Short problem:
Rewrite every line of the records below, switching each "legend-label" to "legend-entry" and leaving all else unchanged.
════
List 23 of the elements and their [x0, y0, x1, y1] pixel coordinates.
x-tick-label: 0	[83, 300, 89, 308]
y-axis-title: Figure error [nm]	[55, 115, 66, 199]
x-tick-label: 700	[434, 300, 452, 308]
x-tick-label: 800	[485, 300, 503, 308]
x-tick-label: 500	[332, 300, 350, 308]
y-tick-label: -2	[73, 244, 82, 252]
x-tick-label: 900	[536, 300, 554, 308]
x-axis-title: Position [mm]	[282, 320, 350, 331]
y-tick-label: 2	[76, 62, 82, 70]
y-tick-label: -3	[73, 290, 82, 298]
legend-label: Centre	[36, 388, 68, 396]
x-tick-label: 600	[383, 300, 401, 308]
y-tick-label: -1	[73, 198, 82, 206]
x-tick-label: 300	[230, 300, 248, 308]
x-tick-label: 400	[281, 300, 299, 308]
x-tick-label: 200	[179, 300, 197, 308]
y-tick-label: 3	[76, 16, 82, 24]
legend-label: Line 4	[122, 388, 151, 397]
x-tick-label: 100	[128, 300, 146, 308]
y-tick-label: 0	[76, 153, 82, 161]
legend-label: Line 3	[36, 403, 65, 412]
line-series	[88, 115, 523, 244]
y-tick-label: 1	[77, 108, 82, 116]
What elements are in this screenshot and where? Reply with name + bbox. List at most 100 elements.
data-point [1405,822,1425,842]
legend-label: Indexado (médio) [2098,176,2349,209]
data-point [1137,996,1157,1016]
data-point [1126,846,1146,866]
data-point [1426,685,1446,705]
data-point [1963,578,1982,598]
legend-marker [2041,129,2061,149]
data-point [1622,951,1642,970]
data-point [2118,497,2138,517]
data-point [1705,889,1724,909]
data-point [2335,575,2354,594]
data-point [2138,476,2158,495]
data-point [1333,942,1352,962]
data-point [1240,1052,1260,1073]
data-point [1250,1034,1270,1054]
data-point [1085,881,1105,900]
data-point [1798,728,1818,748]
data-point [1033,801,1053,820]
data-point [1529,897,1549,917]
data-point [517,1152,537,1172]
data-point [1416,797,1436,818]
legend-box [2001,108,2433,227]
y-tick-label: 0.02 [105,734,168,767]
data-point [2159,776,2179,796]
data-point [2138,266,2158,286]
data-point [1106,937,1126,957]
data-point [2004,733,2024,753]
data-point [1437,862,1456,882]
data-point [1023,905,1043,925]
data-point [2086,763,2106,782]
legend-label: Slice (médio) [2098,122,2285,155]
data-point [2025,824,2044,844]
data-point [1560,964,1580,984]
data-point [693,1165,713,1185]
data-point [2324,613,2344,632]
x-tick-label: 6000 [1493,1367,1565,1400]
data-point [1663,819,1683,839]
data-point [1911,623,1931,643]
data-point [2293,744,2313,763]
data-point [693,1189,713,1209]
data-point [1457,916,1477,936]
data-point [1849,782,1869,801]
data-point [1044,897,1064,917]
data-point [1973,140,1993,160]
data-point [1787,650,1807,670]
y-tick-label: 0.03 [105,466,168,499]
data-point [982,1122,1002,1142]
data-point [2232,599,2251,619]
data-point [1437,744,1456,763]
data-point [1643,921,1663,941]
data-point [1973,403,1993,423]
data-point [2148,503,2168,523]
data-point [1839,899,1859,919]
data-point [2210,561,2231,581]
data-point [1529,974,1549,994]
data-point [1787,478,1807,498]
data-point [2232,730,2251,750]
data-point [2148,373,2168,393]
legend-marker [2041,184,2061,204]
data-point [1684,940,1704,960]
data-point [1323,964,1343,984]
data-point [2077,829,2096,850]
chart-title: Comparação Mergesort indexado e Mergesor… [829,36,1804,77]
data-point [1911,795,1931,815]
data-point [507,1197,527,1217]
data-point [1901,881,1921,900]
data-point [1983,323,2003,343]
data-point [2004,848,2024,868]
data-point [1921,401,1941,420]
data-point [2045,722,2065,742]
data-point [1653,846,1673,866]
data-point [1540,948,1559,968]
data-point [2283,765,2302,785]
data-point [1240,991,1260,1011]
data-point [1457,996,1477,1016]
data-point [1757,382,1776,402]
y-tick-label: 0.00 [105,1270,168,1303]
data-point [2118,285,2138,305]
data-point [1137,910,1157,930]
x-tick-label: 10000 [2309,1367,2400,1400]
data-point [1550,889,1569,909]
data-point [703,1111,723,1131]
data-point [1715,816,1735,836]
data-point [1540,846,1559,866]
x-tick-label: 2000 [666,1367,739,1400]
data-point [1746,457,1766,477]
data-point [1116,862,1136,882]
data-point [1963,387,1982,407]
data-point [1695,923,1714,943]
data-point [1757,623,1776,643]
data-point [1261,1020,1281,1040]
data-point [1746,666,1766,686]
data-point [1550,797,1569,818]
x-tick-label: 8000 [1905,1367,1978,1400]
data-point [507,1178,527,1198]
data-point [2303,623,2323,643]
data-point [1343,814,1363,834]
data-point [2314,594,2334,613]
════
Answer below:
List 23 of the elements and their [x0, y0, x1, y1] pixel coordinates.
x-tick-label: 0	[83, 300, 89, 308]
y-axis-title: Figure error [nm]	[55, 115, 66, 199]
x-tick-label: 700	[434, 300, 452, 308]
x-tick-label: 800	[485, 300, 503, 308]
x-tick-label: 500	[332, 300, 350, 308]
y-tick-label: -2	[73, 244, 82, 252]
x-tick-label: 900	[536, 300, 554, 308]
x-axis-title: Position [mm]	[282, 320, 350, 331]
y-tick-label: 2	[76, 62, 82, 70]
y-tick-label: -3	[73, 290, 82, 298]
legend-entry: Centre	[36, 388, 68, 396]
x-tick-label: 600	[383, 300, 401, 308]
y-tick-label: -1	[73, 198, 82, 206]
x-tick-label: 300	[230, 300, 248, 308]
x-tick-label: 400	[281, 300, 299, 308]
x-tick-label: 200	[179, 300, 197, 308]
y-tick-label: 3	[76, 16, 82, 24]
legend-entry: Line 4	[122, 388, 151, 397]
x-tick-label: 100	[128, 300, 146, 308]
y-tick-label: 0	[76, 153, 82, 161]
legend-entry: Line 3	[36, 403, 65, 412]
line-series	[88, 115, 523, 244]
y-tick-label: 1	[77, 108, 82, 116]
What elements are in this screenshot and where? Reply with name + bbox. List at most 100 elements.
data-point [1405,822,1425,842]
legend-entry: Indexado (médio) [2098,176,2349,209]
data-point [1137,996,1157,1016]
data-point [1126,846,1146,866]
data-point [1426,685,1446,705]
data-point [1963,578,1982,598]
legend-marker [2041,129,2061,149]
data-point [1622,951,1642,970]
data-point [2118,497,2138,517]
data-point [1705,889,1724,909]
data-point [2335,575,2354,594]
data-point [2138,476,2158,495]
data-point [1333,942,1352,962]
data-point [1240,1052,1260,1073]
data-point [1250,1034,1270,1054]
data-point [1085,881,1105,900]
data-point [1798,728,1818,748]
data-point [1033,801,1053,820]
data-point [1529,897,1549,917]
data-point [517,1152,537,1172]
data-point [1416,797,1436,818]
legend-box [2001,108,2433,227]
y-tick-label: 0.02 [105,734,168,767]
data-point [2159,776,2179,796]
data-point [2138,266,2158,286]
data-point [1106,937,1126,957]
data-point [2004,733,2024,753]
data-point [1437,862,1456,882]
data-point [1023,905,1043,925]
data-point [2086,763,2106,782]
legend-entry: Slice (médio) [2098,122,2285,155]
data-point [2025,824,2044,844]
data-point [1560,964,1580,984]
data-point [693,1165,713,1185]
data-point [2324,613,2344,632]
x-tick-label: 6000 [1493,1367,1565,1400]
data-point [1663,819,1683,839]
data-point [1911,623,1931,643]
data-point [2293,744,2313,763]
data-point [693,1189,713,1209]
data-point [1457,916,1477,936]
data-point [1849,782,1869,801]
data-point [1044,897,1064,917]
data-point [1973,140,1993,160]
data-point [1787,650,1807,670]
y-tick-label: 0.03 [105,466,168,499]
data-point [982,1122,1002,1142]
data-point [2232,599,2251,619]
data-point [1437,744,1456,763]
data-point [1643,921,1663,941]
data-point [1973,403,1993,423]
data-point [2148,503,2168,523]
data-point [1839,899,1859,919]
data-point [2210,561,2231,581]
data-point [1529,974,1549,994]
data-point [1787,478,1807,498]
data-point [2232,730,2251,750]
data-point [2148,373,2168,393]
legend-marker [2041,184,2061,204]
data-point [1684,940,1704,960]
data-point [1323,964,1343,984]
data-point [2077,829,2096,850]
chart-title: Comparação Mergesort indexado e Mergesor… [829,36,1804,77]
data-point [1911,795,1931,815]
data-point [507,1197,527,1217]
data-point [1901,881,1921,900]
data-point [1983,323,2003,343]
data-point [2004,848,2024,868]
data-point [1921,401,1941,420]
data-point [2045,722,2065,742]
data-point [1653,846,1673,866]
data-point [1540,948,1559,968]
data-point [2283,765,2302,785]
data-point [1240,991,1260,1011]
data-point [1457,996,1477,1016]
data-point [1757,382,1776,402]
y-tick-label: 0.00 [105,1270,168,1303]
data-point [2118,285,2138,305]
data-point [1137,910,1157,930]
x-tick-label: 10000 [2309,1367,2400,1400]
data-point [1550,889,1569,909]
data-point [703,1111,723,1131]
data-point [1715,816,1735,836]
data-point [1540,846,1559,866]
x-tick-label: 2000 [666,1367,739,1400]
data-point [1746,457,1766,477]
data-point [1116,862,1136,882]
data-point [1963,387,1982,407]
data-point [1695,923,1714,943]
data-point [1757,623,1776,643]
data-point [1261,1020,1281,1040]
data-point [1746,666,1766,686]
data-point [1550,797,1569,818]
x-tick-label: 8000 [1905,1367,1978,1400]
data-point [507,1178,527,1198]
data-point [2303,623,2323,643]
data-point [1343,814,1363,834]
data-point [2314,594,2334,613]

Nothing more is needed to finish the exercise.